## Task brief
Output every record word for word.

## Information provided
• • • •

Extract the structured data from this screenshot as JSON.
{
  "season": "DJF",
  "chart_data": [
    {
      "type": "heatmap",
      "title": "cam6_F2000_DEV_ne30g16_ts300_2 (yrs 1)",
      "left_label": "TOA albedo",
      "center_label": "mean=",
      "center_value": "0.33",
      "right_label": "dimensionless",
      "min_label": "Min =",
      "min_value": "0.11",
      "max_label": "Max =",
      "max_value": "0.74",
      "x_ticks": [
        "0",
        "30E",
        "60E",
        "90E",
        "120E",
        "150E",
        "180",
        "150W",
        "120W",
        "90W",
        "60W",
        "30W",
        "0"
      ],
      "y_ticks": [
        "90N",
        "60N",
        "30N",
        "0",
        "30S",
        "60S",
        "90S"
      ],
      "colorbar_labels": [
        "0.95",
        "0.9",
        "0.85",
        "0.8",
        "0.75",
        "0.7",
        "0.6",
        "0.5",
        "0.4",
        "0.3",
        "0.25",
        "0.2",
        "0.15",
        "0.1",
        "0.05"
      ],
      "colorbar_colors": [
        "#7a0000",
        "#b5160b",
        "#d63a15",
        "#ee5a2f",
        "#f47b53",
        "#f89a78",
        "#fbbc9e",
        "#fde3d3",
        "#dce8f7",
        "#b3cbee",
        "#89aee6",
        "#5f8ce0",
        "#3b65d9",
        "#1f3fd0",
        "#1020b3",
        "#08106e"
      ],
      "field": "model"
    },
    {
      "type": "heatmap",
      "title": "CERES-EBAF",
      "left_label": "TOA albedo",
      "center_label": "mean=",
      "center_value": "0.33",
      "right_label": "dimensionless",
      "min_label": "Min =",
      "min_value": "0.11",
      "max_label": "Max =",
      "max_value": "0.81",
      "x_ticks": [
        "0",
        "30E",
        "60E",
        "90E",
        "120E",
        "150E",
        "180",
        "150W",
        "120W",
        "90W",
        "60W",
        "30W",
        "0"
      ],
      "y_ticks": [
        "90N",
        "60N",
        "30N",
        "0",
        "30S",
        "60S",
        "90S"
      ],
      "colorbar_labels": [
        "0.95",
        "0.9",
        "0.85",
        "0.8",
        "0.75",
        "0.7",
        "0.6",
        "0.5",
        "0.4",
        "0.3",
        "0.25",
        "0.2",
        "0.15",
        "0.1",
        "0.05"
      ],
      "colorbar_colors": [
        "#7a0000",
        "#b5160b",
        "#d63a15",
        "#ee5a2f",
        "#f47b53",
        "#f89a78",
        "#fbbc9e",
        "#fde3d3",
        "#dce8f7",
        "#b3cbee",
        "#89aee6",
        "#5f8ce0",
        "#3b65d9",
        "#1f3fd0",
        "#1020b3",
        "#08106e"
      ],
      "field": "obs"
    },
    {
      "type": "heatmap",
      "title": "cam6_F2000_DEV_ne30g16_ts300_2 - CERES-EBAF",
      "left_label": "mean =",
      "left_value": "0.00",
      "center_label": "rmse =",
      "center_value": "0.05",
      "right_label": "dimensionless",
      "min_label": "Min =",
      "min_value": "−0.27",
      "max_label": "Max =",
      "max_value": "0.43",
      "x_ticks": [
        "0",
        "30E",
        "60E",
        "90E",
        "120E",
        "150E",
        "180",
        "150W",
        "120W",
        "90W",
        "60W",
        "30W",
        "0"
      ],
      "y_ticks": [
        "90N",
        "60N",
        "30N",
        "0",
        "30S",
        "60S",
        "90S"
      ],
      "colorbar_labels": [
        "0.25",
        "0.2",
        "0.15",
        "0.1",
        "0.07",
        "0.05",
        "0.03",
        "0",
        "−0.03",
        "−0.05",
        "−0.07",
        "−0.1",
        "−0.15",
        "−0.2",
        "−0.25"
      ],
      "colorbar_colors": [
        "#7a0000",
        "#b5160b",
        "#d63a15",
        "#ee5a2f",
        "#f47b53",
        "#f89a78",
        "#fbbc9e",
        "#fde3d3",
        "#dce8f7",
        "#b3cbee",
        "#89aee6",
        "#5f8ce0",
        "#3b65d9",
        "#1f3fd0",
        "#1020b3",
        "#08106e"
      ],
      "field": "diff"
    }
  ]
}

• • • •

## Output of the task
Extract the structured data from this screenshot as JSON.
{
  "season": "DJF",
  "chart_data": [
    {
      "type": "heatmap",
      "title": "cam6_F2000_DEV_ne30g16_ts300_2 (yrs 1)",
      "left_label": "TOA albedo",
      "center_label": "mean=",
      "center_value": "0.33",
      "right_label": "dimensionless",
      "min_label": "Min =",
      "min_value": "0.11",
      "max_label": "Max =",
      "max_value": "0.74",
      "x_ticks": [
        "0",
        "30E",
        "60E",
        "90E",
        "120E",
        "150E",
        "180",
        "150W",
        "120W",
        "90W",
        "60W",
        "30W",
        "0"
      ],
      "y_ticks": [
        "90N",
        "60N",
        "30N",
        "0",
        "30S",
        "60S",
        "90S"
      ],
      "colorbar_labels": [
        "0.95",
        "0.9",
        "0.85",
        "0.8",
        "0.75",
        "0.7",
        "0.6",
        "0.5",
        "0.4",
        "0.3",
        "0.25",
        "0.2",
        "0.15",
        "0.1",
        "0.05"
      ],
      "colorbar_colors": [
        "#7a0000",
        "#b5160b",
        "#d63a15",
        "#ee5a2f",
        "#f47b53",
        "#f89a78",
        "#fbbc9e",
        "#fde3d3",
        "#dce8f7",
        "#b3cbee",
        "#89aee6",
        "#5f8ce0",
        "#3b65d9",
        "#1f3fd0",
        "#1020b3",
        "#08106e"
      ],
      "field": "model"
    },
    {
      "type": "heatmap",
      "title": "CERES-EBAF",
      "left_label": "TOA albedo",
      "center_label": "mean=",
      "center_value": "0.33",
      "right_label": "dimensionless",
      "min_label": "Min =",
      "min_value": "0.11",
      "max_label": "Max =",
      "max_value": "0.81",
      "x_ticks": [
        "0",
        "30E",
        "60E",
        "90E",
        "120E",
        "150E",
        "180",
        "150W",
        "120W",
        "90W",
        "60W",
        "30W",
        "0"
      ],
      "y_ticks": [
        "90N",
        "60N",
        "30N",
        "0",
        "30S",
        "60S",
        "90S"
      ],
      "colorbar_labels": [
        "0.95",
        "0.9",
        "0.85",
        "0.8",
        "0.75",
        "0.7",
        "0.6",
        "0.5",
        "0.4",
        "0.3",
        "0.25",
        "0.2",
        "0.15",
        "0.1",
        "0.05"
      ],
      "colorbar_colors": [
        "#7a0000",
        "#b5160b",
        "#d63a15",
        "#ee5a2f",
        "#f47b53",
        "#f89a78",
        "#fbbc9e",
        "#fde3d3",
        "#dce8f7",
        "#b3cbee",
        "#89aee6",
        "#5f8ce0",
        "#3b65d9",
        "#1f3fd0",
        "#1020b3",
        "#08106e"
      ],
      "field": "obs"
    },
    {
      "type": "heatmap",
      "title": "cam6_F2000_DEV_ne30g16_ts300_2 - CERES-EBAF",
      "left_label": "mean =",
      "left_value": "0.00",
      "center_label": "rmse =",
      "center_value": "0.05",
      "right_label": "dimensionless",
      "min_label": "Min =",
      "min_value": "−0.27",
      "max_label": "Max =",
      "max_value": "0.43",
      "x_ticks": [
        "0",
        "30E",
        "60E",
        "90E",
        "120E",
        "150E",
        "180",
        "150W",
        "120W",
        "90W",
        "60W",
        "30W",
        "0"
      ],
      "y_ticks": [
        "90N",
        "60N",
        "30N",
        "0",
        "30S",
        "60S",
        "90S"
      ],
      "colorbar_labels": [
        "0.25",
        "0.2",
        "0.15",
        "0.1",
        "0.07",
        "0.05",
        "0.03",
        "0",
        "−0.03",
        "−0.05",
        "−0.07",
        "−0.1",
        "−0.15",
        "−0.2",
        "−0.25"
      ],
      "colorbar_colors": [
        "#7a0000",
        "#b5160b",
        "#d63a15",
        "#ee5a2f",
        "#f47b53",
        "#f89a78",
        "#fbbc9e",
        "#fde3d3",
        "#dce8f7",
        "#b3cbee",
        "#89aee6",
        "#5f8ce0",
        "#3b65d9",
        "#1f3fd0",
        "#1020b3",
        "#08106e"
      ],
      "field": "diff"
    }
  ]
}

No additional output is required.